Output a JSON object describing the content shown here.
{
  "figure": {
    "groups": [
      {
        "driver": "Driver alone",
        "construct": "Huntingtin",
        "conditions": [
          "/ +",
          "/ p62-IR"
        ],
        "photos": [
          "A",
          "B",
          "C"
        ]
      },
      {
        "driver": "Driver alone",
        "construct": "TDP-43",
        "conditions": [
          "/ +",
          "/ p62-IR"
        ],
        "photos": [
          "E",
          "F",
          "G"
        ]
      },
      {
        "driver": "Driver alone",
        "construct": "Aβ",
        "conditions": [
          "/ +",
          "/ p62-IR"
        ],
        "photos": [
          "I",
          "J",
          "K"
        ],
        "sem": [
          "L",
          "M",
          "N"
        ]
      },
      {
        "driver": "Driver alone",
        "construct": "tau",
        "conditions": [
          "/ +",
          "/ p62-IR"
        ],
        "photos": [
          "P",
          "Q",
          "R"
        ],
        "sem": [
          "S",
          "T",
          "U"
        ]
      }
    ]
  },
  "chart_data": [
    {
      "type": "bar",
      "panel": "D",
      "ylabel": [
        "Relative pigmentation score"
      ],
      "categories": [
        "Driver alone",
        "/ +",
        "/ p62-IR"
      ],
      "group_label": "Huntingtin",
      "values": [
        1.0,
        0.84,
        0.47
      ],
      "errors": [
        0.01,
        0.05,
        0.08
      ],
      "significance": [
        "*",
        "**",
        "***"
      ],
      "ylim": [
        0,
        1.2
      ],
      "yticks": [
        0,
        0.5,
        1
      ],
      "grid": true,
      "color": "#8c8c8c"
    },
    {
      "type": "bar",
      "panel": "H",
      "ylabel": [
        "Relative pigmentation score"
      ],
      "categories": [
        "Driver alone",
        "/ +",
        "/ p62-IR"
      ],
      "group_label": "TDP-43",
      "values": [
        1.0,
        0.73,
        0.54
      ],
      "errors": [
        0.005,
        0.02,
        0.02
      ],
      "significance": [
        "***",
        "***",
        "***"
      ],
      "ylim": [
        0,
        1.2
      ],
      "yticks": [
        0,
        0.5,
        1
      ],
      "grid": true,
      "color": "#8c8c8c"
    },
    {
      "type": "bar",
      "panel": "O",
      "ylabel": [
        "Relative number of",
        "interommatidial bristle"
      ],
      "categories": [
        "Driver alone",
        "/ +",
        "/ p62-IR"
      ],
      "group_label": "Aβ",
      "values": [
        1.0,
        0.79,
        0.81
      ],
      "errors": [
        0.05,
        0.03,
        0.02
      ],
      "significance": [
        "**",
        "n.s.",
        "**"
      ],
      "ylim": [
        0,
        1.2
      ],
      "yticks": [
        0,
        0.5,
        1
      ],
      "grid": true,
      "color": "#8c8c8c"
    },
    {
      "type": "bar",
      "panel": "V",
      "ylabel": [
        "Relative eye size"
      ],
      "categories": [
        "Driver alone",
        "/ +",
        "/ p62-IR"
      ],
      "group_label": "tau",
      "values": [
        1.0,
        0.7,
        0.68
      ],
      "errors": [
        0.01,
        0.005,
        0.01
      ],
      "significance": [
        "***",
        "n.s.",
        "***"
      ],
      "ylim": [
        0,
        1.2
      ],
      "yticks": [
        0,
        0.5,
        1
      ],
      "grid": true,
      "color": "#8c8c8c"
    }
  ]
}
________________________
THE TASK: Print out every entry, keeping each one exact.

RESPONSE TO THE TASK:
Output a JSON object describing the content shown here.
{
  "figure": {
    "groups": [
      {
        "driver": "Driver alone",
        "construct": "Huntingtin",
        "conditions": [
          "/ +",
          "/ p62-IR"
        ],
        "photos": [
          "A",
          "B",
          "C"
        ]
      },
      {
        "driver": "Driver alone",
        "construct": "TDP-43",
        "conditions": [
          "/ +",
          "/ p62-IR"
        ],
        "photos": [
          "E",
          "F",
          "G"
        ]
      },
      {
        "driver": "Driver alone",
        "construct": "Aβ",
        "conditions": [
          "/ +",
          "/ p62-IR"
        ],
        "photos": [
          "I",
          "J",
          "K"
        ],
        "sem": [
          "L",
          "M",
          "N"
        ]
      },
      {
        "driver": "Driver alone",
        "construct": "tau",
        "conditions": [
          "/ +",
          "/ p62-IR"
        ],
        "photos": [
          "P",
          "Q",
          "R"
        ],
        "sem": [
          "S",
          "T",
          "U"
        ]
      }
    ]
  },
  "chart_data": [
    {
      "type": "bar",
      "panel": "D",
      "ylabel": [
        "Relative pigmentation score"
      ],
      "categories": [
        "Driver alone",
        "/ +",
        "/ p62-IR"
      ],
      "group_label": "Huntingtin",
      "values": [
        1.0,
        0.84,
        0.47
      ],
      "errors": [
        0.01,
        0.05,
        0.08
      ],
      "significance": [
        "*",
        "**",
        "***"
      ],
      "ylim": [
        0,
        1.2
      ],
      "yticks": [
        0,
        0.5,
        1
      ],
      "grid": true,
      "color": "#8c8c8c"
    },
    {
      "type": "bar",
      "panel": "H",
      "ylabel": [
        "Relative pigmentation score"
      ],
      "categories": [
        "Driver alone",
        "/ +",
        "/ p62-IR"
      ],
      "group_label": "TDP-43",
      "values": [
        1.0,
        0.73,
        0.54
      ],
      "errors": [
        0.005,
        0.02,
        0.02
      ],
      "significance": [
        "***",
        "***",
        "***"
      ],
      "ylim": [
        0,
        1.2
      ],
      "yticks": [
        0,
        0.5,
        1
      ],
      "grid": true,
      "color": "#8c8c8c"
    },
    {
      "type": "bar",
      "panel": "O",
      "ylabel": [
        "Relative number of",
        "interommatidial bristle"
      ],
      "categories": [
        "Driver alone",
        "/ +",
        "/ p62-IR"
      ],
      "group_label": "Aβ",
      "values": [
        1.0,
        0.79,
        0.81
      ],
      "errors": [
        0.05,
        0.03,
        0.02
      ],
      "significance": [
        "**",
        "n.s.",
        "**"
      ],
      "ylim": [
        0,
        1.2
      ],
      "yticks": [
        0,
        0.5,
        1
      ],
      "grid": true,
      "color": "#8c8c8c"
    },
    {
      "type": "bar",
      "panel": "V",
      "ylabel": [
        "Relative eye size"
      ],
      "categories": [
        "Driver alone",
        "/ +",
        "/ p62-IR"
      ],
      "group_label": "tau",
      "values": [
        1.0,
        0.7,
        0.68
      ],
      "errors": [
        0.01,
        0.005,
        0.01
      ],
      "significance": [
        "***",
        "n.s.",
        "***"
      ],
      "ylim": [
        0,
        1.2
      ],
      "yticks": [
        0,
        0.5,
        1
      ],
      "grid": true,
      "color": "#8c8c8c"
    }
  ]
}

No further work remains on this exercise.